***** Material to process
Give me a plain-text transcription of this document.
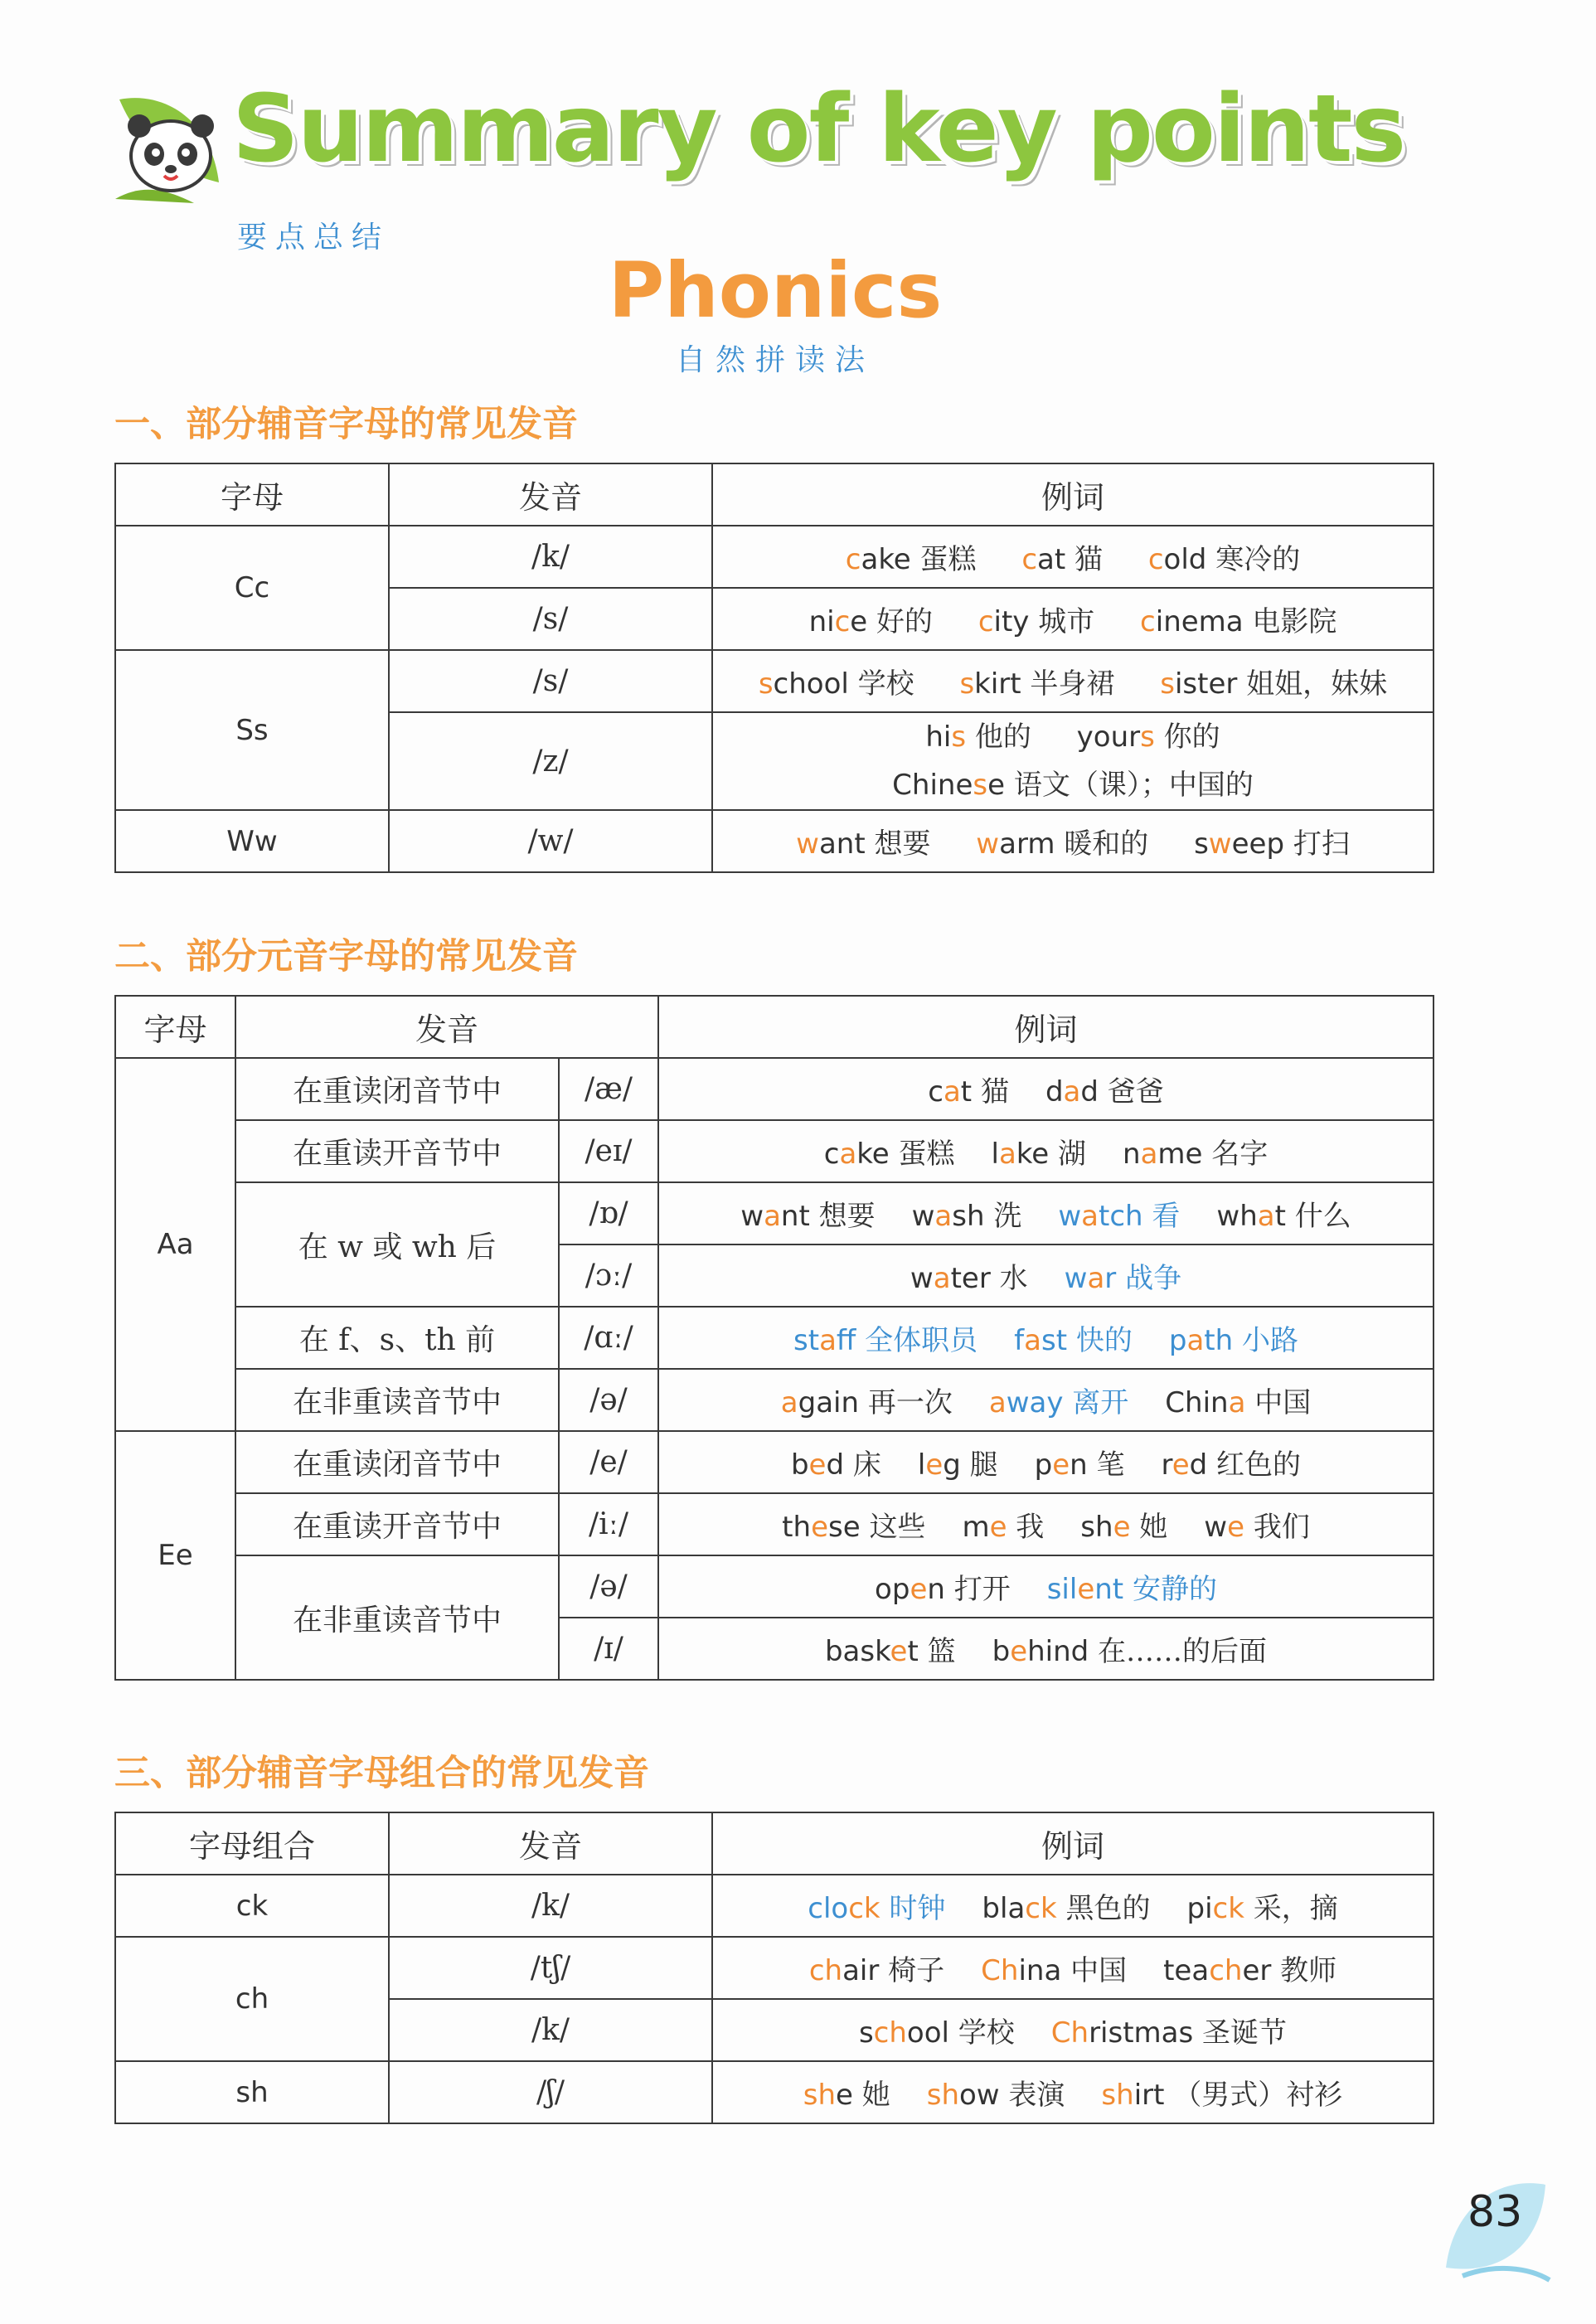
Summary of key points
要点总结
Phonics
自然拼读法
一、部分辅音字母的常见发音
字母	发音	例词
Cc	/k/	cake 蛋糕 cat 猫 cold 寒冷的
	/s/	nice 好的 city 城市 cinema 电影院
Ss	/s/	school 学校 skirt 半身裙 sister 姐姐，妹妹
	/z/	his 他的 yours 你的
Chinese 语文（课）；中国的
Ww	/w/	want 想要 warm 暖和的 sweep 打扫
二、部分元音字母的常见发音
字母	发音		例词
Aa	在重读闭音节中	/æ/	cat 猫 dad 爸爸
	在重读开音节中	/eɪ/	cake 蛋糕 lake 湖 name 名字
	在 w 或 wh 后	/ɒ/	want 想要 wash 洗 watch 看 what 什么
		/ɔː/	water 水 war 战争
	在 f、s、th 前	/ɑː/	staff 全体职员 fast 快的 path 小路
	在非重读音节中	/ə/	again 再一次 away 离开 China 中国
Ee	在重读闭音节中	/e/	bed 床 leg 腿 pen 笔 red 红色的
	在重读开音节中	/iː/	these 这些 me 我 she 她 we 我们
	在非重读音节中	/ə/	open 打开 silent 安静的
		/ɪ/	basket 篮 behind 在……的后面
三、部分辅音字母组合的常见发音
字母组合	发音	例词
ck	/k/	clock 时钟 black 黑色的 pick 采，摘
ch	/tʃ/	chair 椅子 China 中国 teacher 教师
	/k/	school 学校 Christmas 圣诞节
sh	/ʃ/	she 她 show 表演 shirt （男式）衬衫
83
**********
**Work to complete:** Each line in the records above should be reproduced exactly; images are not copied.

**Answer to this problem:**
Give me a plain-text transcription of this document.
Summary of key points
要点总结
Phonics
自然拼读法
一、部分辅音字母的常见发音
字母	发音	例词
Cc	/k/	cake 蛋糕 cat 猫 cold 寒冷的
	/s/	nice 好的 city 城市 cinema 电影院
Ss	/s/	school 学校 skirt 半身裙 sister 姐姐，妹妹
	/z/	his 他的 yours 你的
Chinese 语文（课）；中国的
Ww	/w/	want 想要 warm 暖和的 sweep 打扫
二、部分元音字母的常见发音
字母	发音		例词
Aa	在重读闭音节中	/æ/	cat 猫 dad 爸爸
	在重读开音节中	/eɪ/	cake 蛋糕 lake 湖 name 名字
	在 w 或 wh 后	/ɒ/	want 想要 wash 洗 watch 看 what 什么
		/ɔː/	water 水 war 战争
	在 f、s、th 前	/ɑː/	staff 全体职员 fast 快的 path 小路
	在非重读音节中	/ə/	again 再一次 away 离开 China 中国
Ee	在重读闭音节中	/e/	bed 床 leg 腿 pen 笔 red 红色的
	在重读开音节中	/iː/	these 这些 me 我 she 她 we 我们
	在非重读音节中	/ə/	open 打开 silent 安静的
		/ɪ/	basket 篮 behind 在……的后面
三、部分辅音字母组合的常见发音
字母组合	发音	例词
ck	/k/	clock 时钟 black 黑色的 pick 采，摘
ch	/tʃ/	chair 椅子 China 中国 teacher 教师
	/k/	school 学校 Christmas 圣诞节
sh	/ʃ/	she 她 show 表演 shirt （男式）衬衫
83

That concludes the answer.